--- start ---
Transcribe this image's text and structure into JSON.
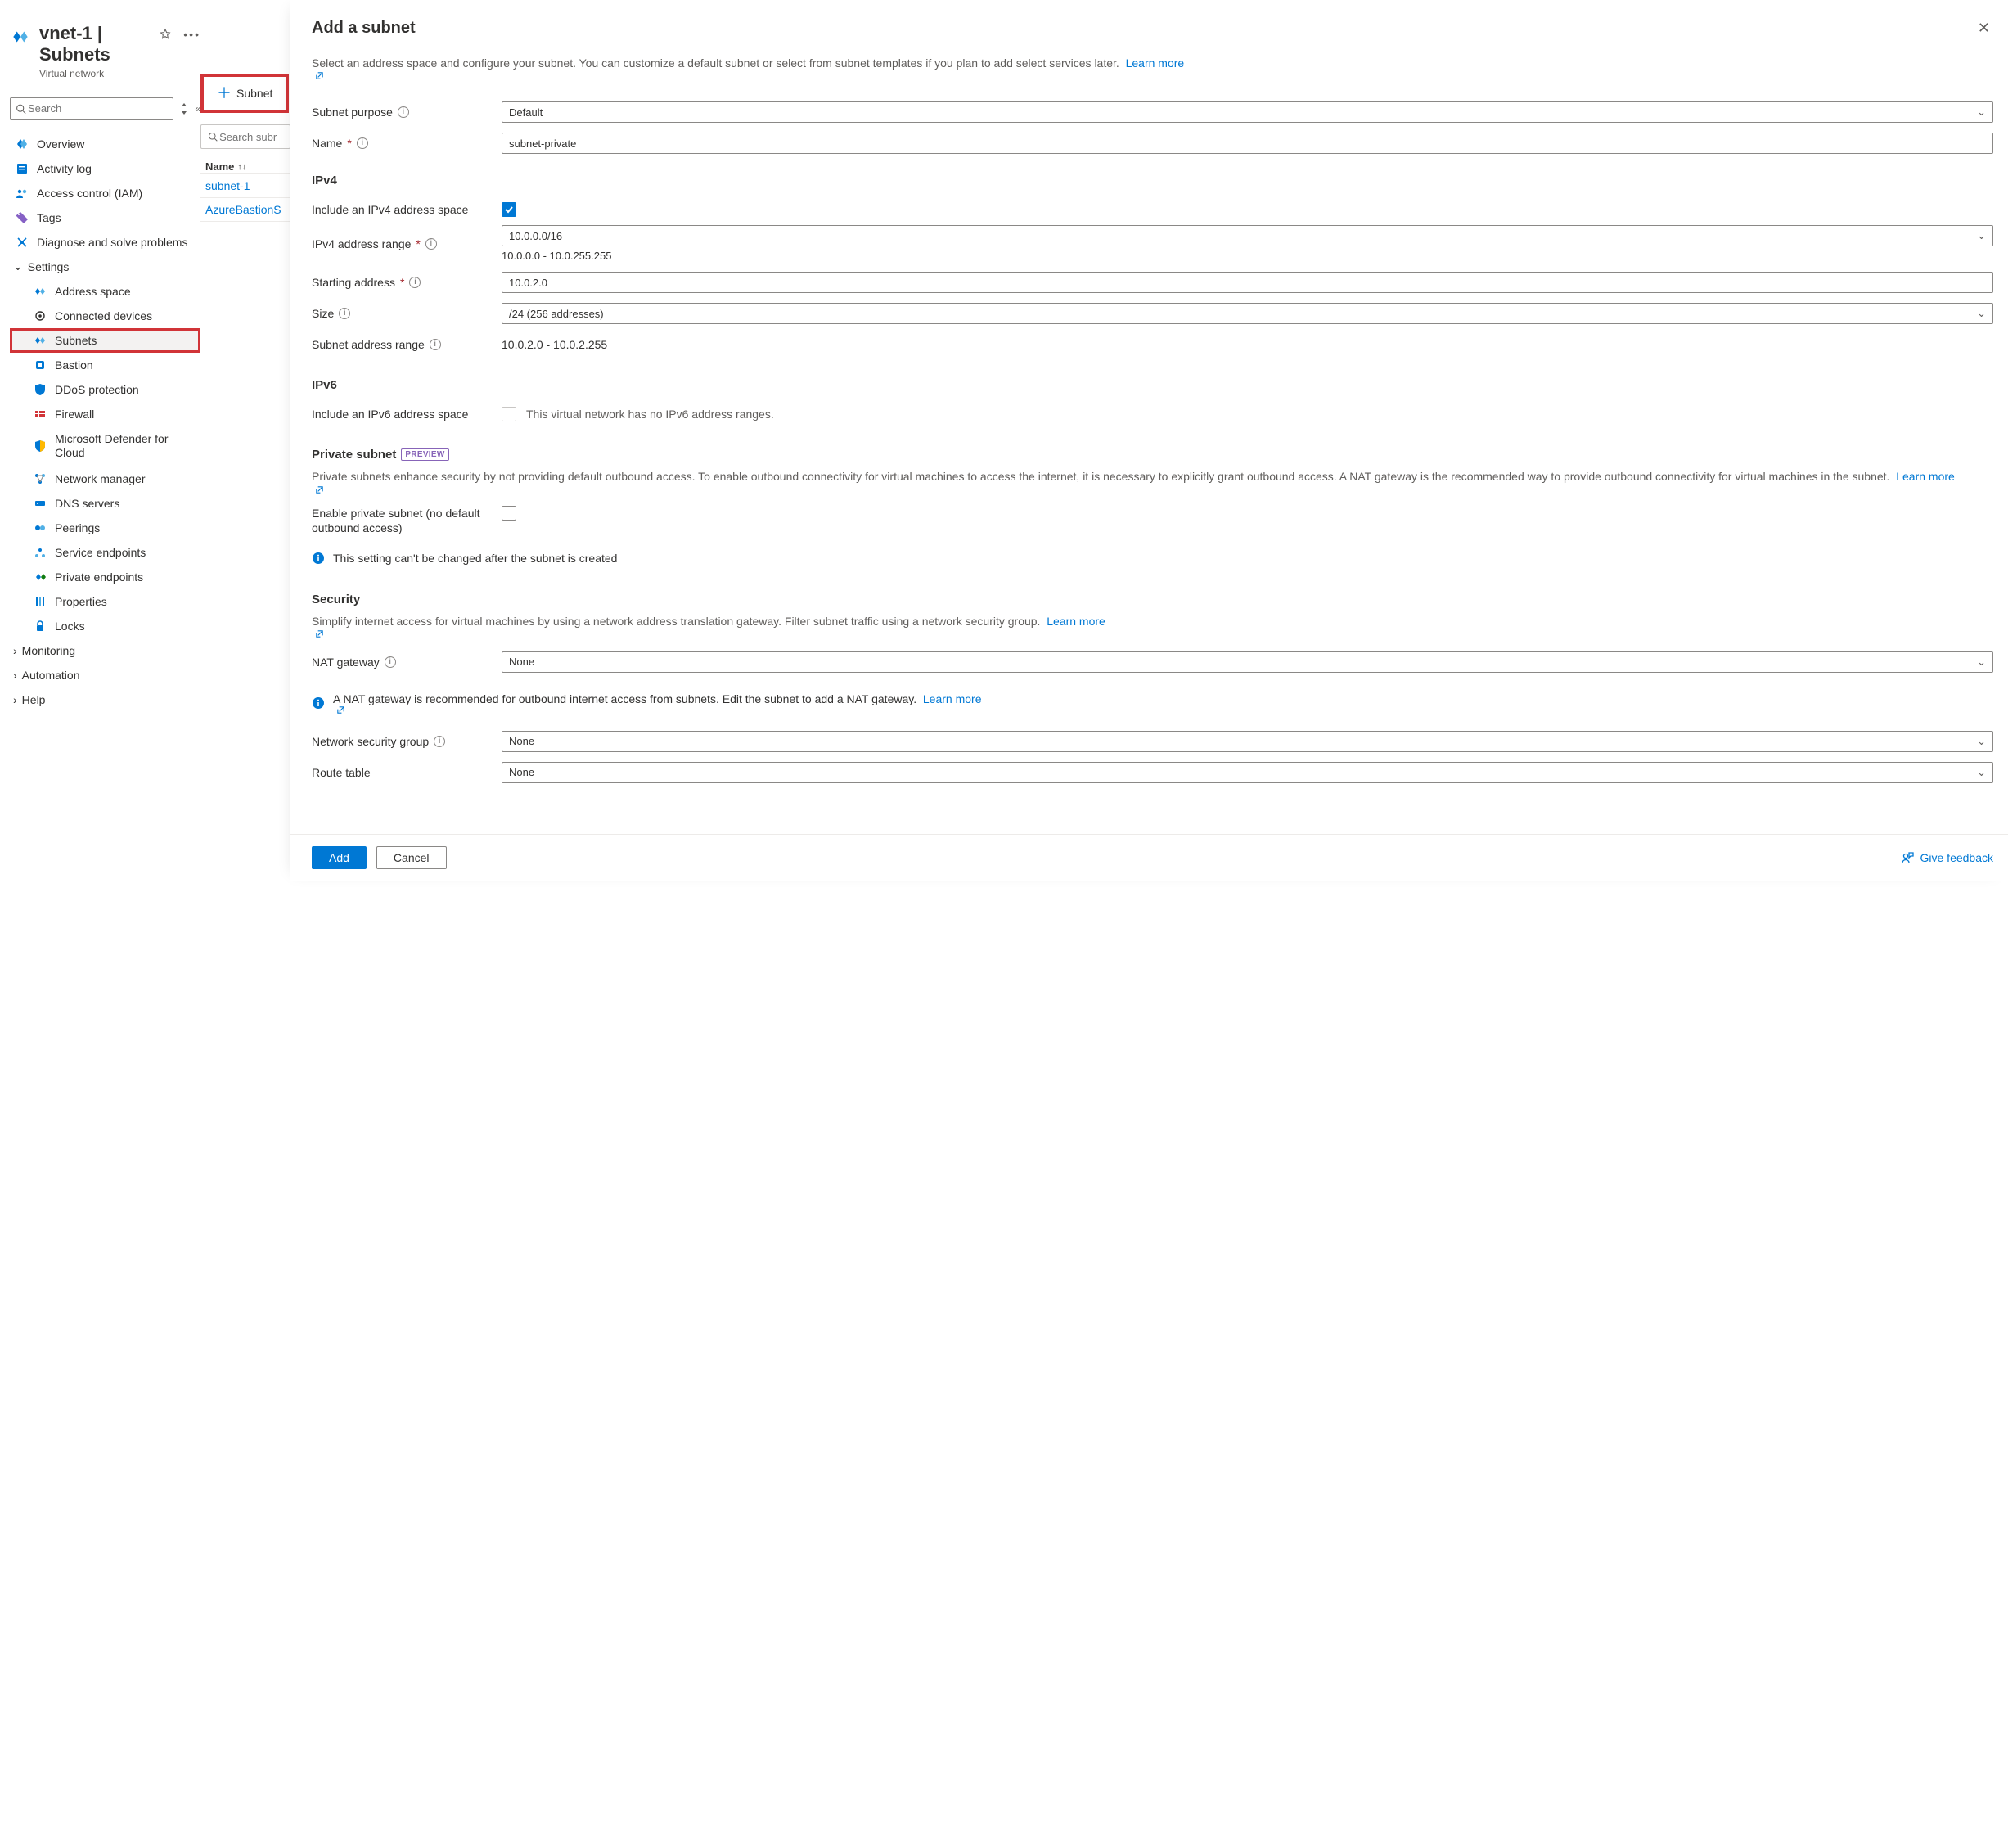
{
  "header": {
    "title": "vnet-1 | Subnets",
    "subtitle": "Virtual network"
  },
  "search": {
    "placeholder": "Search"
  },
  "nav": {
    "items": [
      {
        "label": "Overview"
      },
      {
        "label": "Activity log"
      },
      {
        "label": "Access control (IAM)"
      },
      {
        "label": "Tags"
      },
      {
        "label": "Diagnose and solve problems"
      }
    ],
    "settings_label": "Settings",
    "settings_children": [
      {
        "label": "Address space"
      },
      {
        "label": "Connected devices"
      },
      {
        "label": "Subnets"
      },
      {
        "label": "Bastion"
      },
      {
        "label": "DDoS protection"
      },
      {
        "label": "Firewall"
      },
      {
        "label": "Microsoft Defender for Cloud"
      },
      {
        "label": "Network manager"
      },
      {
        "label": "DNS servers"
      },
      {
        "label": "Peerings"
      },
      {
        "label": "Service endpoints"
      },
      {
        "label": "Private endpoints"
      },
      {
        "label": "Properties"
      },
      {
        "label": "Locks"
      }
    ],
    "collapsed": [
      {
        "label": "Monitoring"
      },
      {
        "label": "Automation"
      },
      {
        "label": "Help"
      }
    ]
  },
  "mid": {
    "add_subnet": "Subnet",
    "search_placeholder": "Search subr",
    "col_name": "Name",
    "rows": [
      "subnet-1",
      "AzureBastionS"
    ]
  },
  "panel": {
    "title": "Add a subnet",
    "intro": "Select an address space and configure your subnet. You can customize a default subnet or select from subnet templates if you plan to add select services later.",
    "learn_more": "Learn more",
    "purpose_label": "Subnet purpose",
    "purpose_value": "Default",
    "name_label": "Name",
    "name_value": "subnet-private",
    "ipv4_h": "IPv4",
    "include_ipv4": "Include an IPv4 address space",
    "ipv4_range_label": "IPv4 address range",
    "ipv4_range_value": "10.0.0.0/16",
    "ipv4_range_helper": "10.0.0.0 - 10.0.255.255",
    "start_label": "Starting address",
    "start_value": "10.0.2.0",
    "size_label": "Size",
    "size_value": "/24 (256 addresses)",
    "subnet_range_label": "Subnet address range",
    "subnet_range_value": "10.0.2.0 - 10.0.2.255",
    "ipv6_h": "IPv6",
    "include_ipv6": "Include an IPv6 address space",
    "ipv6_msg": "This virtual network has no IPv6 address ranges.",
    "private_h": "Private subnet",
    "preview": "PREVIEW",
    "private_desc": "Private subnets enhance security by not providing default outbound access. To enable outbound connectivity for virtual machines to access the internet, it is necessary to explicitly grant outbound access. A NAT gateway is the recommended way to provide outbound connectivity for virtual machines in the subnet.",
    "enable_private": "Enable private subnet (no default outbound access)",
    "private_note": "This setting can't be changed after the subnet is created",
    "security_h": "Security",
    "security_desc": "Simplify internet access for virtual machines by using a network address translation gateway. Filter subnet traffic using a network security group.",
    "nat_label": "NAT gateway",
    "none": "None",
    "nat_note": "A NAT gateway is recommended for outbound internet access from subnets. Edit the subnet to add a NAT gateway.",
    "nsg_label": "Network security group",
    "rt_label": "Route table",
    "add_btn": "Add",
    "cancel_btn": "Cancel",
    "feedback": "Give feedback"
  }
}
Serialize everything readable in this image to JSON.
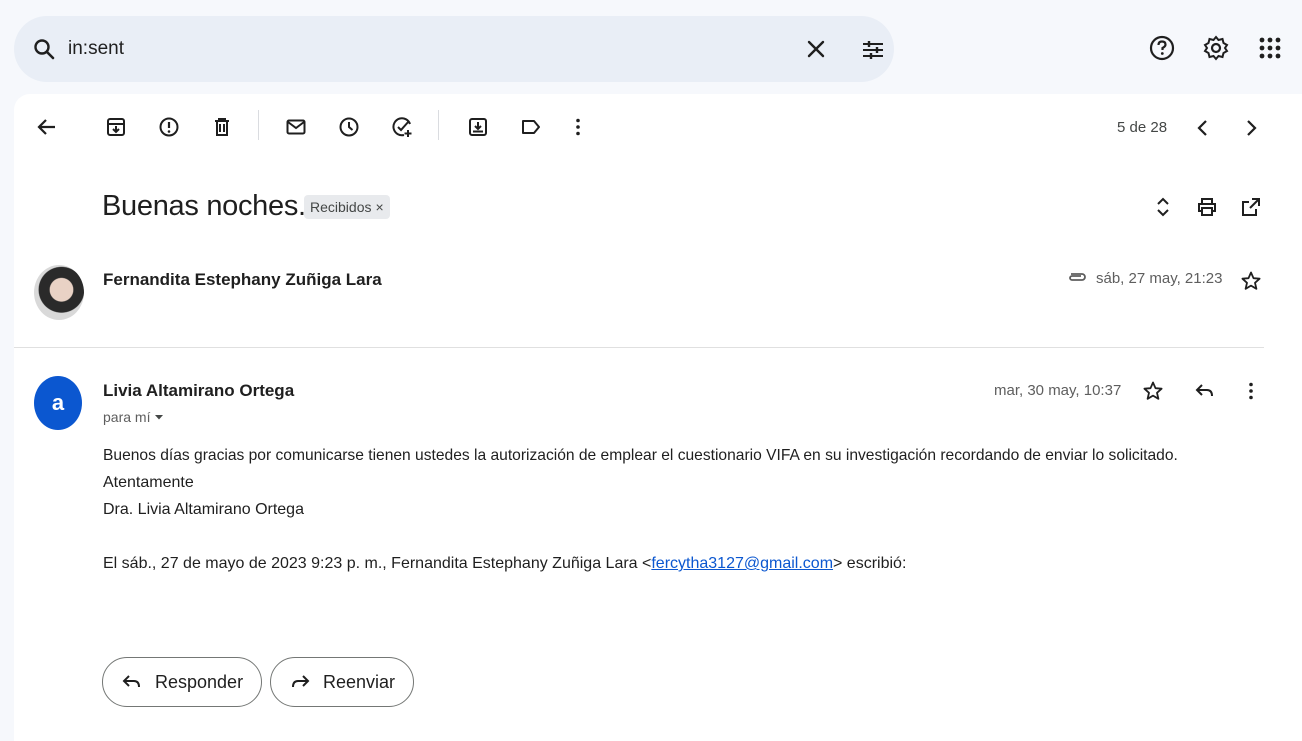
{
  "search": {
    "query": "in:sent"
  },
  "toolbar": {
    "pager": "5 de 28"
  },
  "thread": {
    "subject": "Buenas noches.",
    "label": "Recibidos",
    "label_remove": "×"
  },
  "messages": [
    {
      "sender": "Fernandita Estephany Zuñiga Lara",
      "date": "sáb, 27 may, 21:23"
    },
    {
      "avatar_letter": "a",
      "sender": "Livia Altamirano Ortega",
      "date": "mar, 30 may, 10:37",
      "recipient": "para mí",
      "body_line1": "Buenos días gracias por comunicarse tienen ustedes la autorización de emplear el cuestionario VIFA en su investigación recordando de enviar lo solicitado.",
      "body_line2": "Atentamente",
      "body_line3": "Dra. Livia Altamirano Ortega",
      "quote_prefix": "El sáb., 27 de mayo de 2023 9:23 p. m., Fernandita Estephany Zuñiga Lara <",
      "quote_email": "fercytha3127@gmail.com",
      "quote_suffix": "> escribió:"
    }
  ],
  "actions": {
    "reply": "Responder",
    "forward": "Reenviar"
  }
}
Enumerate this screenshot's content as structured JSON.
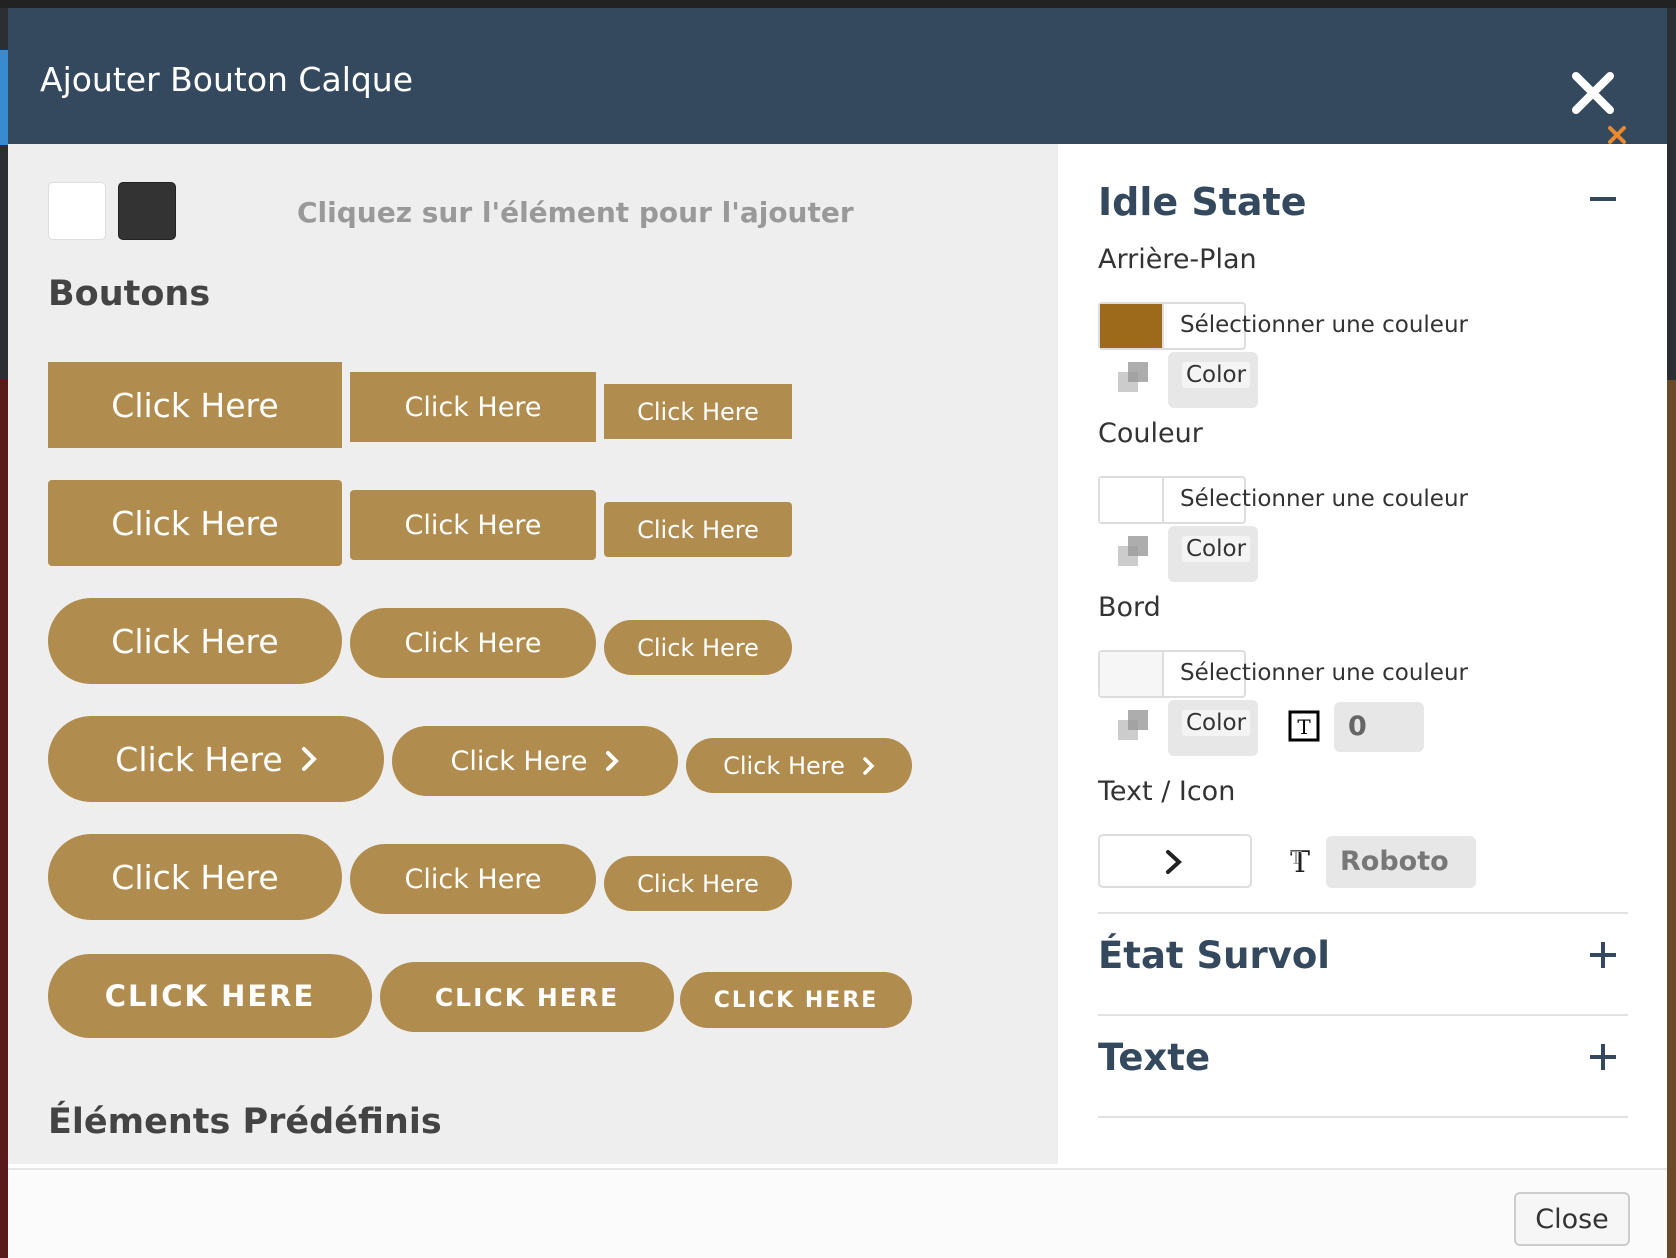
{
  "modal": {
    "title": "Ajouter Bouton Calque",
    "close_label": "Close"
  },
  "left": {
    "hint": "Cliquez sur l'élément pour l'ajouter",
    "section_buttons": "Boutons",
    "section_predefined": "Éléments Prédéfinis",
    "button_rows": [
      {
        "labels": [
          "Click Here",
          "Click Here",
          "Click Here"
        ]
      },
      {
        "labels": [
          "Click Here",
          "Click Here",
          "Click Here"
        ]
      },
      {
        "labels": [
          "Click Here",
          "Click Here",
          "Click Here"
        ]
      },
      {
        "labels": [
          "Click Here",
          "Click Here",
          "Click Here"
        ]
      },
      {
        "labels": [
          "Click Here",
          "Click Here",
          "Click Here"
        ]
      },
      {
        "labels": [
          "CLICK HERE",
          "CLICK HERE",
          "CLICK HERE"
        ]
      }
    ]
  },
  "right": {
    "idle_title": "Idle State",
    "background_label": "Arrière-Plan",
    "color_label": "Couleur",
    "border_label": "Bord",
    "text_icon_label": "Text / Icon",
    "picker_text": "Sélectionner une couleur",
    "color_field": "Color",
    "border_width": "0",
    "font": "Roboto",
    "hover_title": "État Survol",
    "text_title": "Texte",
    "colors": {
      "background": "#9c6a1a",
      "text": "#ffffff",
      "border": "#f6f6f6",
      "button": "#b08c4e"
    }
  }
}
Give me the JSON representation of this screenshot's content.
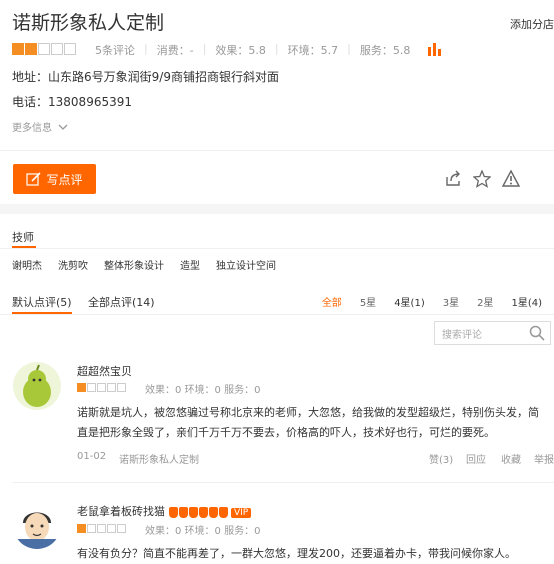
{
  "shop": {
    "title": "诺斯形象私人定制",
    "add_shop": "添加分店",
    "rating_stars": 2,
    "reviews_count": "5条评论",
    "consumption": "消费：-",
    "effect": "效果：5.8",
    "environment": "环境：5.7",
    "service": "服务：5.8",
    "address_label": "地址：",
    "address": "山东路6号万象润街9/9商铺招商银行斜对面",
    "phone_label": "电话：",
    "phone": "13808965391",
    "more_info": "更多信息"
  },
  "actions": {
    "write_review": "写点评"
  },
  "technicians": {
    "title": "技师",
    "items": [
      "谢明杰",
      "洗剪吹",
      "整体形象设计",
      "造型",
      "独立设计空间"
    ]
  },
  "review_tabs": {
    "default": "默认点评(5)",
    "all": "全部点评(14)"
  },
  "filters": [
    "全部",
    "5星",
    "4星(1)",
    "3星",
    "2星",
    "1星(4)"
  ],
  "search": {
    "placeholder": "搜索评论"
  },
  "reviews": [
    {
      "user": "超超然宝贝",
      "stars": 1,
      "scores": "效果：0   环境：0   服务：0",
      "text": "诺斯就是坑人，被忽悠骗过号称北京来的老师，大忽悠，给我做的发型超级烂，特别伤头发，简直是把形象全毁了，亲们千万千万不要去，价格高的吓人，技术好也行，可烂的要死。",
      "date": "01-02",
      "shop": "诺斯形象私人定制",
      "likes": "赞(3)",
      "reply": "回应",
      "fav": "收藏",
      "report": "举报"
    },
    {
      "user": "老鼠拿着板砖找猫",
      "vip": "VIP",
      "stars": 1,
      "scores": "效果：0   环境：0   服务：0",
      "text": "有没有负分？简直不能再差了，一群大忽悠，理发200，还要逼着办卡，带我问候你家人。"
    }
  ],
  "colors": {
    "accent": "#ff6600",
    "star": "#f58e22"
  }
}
--- end ---
Copy each line above that contains the word "from".

• _Solution_:
    "intro": "Select an address space and configure your subnet. You can customize a default subnet or select from subnet templates if you plan to add select services later.",
    "nat_note": "A NAT gateway is recommended for outbound internet access from subnets. Edit the subnet to add a NAT gateway.",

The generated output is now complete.